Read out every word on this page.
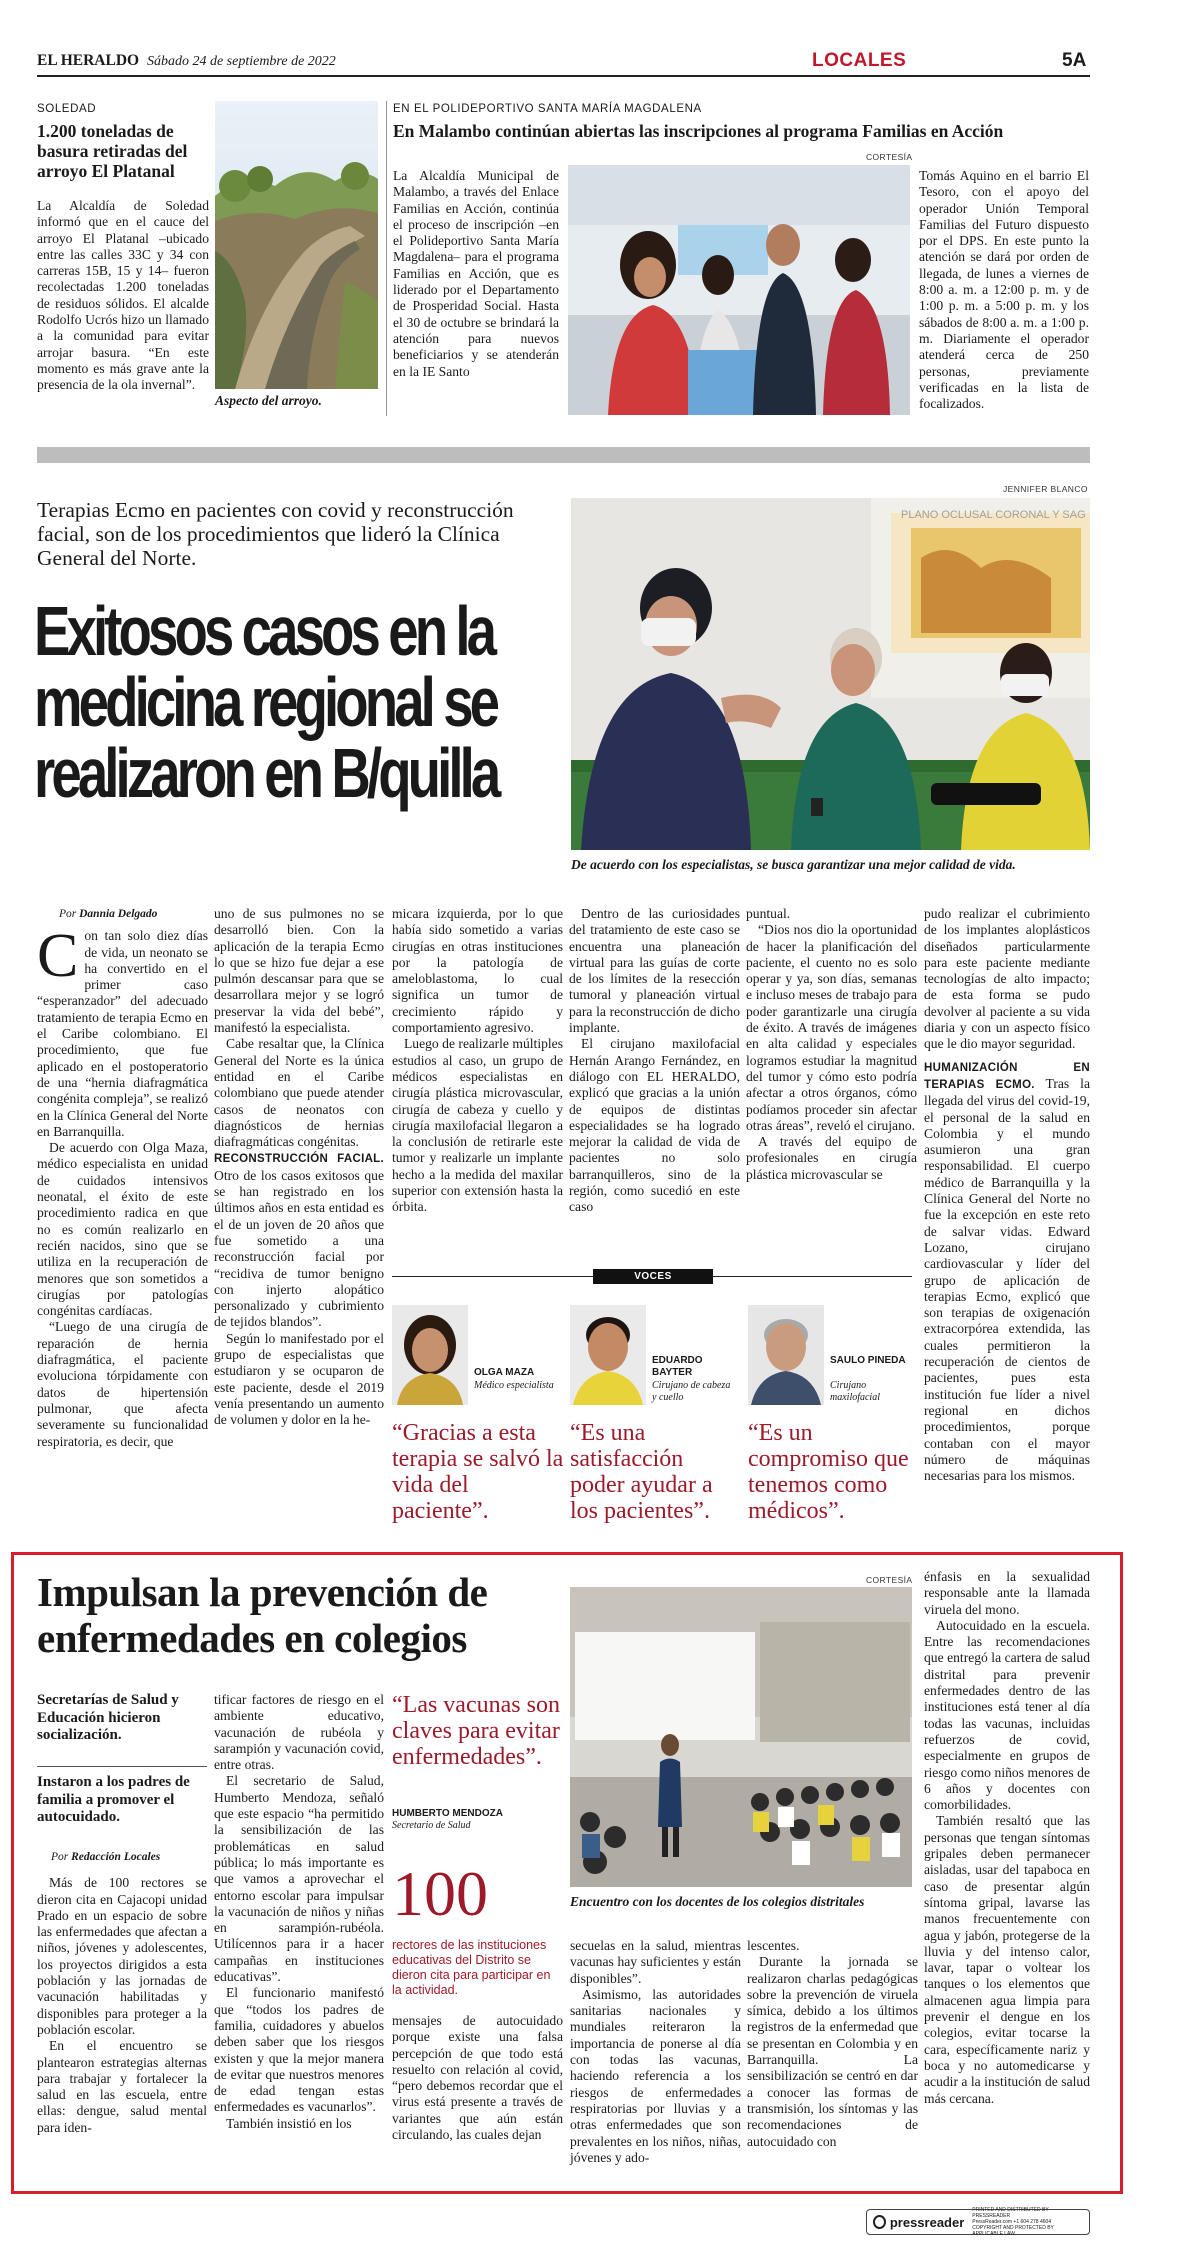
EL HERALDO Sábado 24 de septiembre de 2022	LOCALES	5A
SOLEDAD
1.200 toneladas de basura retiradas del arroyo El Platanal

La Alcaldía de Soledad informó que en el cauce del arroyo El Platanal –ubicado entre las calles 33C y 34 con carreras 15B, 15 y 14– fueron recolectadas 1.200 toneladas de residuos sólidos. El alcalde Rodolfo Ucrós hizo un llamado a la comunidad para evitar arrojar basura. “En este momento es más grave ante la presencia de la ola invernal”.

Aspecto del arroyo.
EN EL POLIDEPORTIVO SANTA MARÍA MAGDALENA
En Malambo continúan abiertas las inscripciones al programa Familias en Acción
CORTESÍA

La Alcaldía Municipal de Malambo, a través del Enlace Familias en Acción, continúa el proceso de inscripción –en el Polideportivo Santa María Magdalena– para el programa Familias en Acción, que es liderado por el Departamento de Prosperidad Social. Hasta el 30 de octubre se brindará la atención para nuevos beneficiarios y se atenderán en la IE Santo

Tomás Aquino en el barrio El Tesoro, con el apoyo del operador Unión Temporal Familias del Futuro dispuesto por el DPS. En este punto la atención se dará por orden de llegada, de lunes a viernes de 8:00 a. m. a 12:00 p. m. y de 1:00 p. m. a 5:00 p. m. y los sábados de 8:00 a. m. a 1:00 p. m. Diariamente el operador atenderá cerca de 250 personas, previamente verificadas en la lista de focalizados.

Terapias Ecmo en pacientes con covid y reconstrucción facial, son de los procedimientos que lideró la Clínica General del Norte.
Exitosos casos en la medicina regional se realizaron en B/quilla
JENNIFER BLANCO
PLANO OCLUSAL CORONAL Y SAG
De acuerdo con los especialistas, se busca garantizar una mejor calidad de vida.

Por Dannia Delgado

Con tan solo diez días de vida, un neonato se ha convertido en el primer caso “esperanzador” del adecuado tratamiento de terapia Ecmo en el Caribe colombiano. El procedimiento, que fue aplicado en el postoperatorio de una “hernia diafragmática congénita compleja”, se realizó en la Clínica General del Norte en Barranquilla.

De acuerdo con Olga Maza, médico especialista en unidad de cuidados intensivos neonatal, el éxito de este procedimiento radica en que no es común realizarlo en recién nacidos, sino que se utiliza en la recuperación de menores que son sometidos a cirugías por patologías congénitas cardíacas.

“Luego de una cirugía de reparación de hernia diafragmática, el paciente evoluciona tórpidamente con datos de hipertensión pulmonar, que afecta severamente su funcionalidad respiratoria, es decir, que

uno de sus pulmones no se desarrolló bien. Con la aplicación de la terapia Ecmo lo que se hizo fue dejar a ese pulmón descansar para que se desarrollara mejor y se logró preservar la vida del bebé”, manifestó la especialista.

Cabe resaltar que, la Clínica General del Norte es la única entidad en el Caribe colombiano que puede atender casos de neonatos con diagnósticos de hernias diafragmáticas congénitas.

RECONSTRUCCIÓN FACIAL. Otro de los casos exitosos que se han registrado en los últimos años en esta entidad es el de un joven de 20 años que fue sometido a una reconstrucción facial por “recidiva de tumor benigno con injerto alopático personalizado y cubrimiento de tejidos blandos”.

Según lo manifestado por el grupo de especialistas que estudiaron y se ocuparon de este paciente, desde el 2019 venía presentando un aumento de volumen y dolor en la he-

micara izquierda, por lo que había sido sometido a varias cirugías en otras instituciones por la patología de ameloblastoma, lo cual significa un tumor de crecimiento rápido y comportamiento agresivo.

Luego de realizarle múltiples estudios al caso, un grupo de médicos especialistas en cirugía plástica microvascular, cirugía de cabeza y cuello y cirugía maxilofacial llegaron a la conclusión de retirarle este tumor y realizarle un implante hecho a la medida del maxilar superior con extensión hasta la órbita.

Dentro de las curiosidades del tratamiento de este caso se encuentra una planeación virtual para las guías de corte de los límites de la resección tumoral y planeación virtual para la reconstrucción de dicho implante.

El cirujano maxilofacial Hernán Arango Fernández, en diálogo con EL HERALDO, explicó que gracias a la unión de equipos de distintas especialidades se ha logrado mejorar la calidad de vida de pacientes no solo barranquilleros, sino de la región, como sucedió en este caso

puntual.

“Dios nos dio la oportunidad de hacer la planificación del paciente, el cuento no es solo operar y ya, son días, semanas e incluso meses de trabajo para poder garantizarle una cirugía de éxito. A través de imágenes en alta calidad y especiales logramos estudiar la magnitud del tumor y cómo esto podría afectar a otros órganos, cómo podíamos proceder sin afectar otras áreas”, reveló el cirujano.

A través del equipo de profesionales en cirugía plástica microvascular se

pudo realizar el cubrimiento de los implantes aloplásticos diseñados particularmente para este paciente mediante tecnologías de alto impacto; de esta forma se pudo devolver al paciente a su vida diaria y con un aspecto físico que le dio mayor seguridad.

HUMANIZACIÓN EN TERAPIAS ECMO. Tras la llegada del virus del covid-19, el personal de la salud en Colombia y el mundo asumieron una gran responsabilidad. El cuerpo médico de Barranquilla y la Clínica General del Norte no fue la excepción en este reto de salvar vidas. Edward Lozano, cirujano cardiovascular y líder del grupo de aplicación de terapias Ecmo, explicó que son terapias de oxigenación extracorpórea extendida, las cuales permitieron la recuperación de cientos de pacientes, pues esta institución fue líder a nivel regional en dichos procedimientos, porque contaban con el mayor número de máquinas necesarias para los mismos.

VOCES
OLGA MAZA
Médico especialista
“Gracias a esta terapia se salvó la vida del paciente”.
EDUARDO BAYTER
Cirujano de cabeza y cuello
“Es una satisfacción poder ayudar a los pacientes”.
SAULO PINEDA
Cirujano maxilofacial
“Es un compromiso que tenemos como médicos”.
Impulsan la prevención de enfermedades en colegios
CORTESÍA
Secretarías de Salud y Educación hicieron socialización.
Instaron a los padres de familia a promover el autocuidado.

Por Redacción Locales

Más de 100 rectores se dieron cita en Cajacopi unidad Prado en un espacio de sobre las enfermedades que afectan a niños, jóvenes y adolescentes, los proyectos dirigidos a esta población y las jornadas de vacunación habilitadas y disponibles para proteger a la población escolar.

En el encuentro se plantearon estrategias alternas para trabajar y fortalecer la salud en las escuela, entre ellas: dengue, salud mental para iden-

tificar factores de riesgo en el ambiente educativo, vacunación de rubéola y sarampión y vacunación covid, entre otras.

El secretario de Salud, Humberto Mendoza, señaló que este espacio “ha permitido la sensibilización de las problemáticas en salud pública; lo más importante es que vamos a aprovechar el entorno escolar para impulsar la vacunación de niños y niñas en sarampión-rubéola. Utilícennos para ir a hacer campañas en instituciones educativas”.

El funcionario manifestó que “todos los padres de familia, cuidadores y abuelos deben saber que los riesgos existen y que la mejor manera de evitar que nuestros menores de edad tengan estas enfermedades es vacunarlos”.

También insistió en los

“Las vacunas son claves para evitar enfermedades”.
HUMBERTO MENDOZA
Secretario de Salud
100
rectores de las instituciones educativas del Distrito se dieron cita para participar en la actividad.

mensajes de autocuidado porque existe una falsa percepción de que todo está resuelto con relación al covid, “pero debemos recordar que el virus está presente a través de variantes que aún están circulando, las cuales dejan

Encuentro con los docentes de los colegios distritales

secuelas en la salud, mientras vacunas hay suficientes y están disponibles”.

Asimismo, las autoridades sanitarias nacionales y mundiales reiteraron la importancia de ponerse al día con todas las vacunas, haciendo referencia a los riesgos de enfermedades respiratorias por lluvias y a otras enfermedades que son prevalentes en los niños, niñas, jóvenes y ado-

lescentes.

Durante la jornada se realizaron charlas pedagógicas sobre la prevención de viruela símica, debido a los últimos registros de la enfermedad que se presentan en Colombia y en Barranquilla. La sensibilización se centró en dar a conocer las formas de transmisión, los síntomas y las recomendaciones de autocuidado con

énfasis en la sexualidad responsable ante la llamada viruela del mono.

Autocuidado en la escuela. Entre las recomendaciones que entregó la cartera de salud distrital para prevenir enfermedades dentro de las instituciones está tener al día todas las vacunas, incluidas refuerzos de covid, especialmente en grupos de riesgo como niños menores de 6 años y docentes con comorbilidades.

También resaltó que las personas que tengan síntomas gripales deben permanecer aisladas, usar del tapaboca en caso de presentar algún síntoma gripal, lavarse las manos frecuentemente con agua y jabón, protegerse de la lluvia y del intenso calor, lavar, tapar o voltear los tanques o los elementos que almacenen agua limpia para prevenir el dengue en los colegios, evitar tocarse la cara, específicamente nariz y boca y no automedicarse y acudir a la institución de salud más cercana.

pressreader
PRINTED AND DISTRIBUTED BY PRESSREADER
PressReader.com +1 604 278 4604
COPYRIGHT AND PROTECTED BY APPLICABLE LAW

Problem to solve:
Work out how many lines in the records above contain the word "poder", and reply with that number alone.

Response for this exercise:
2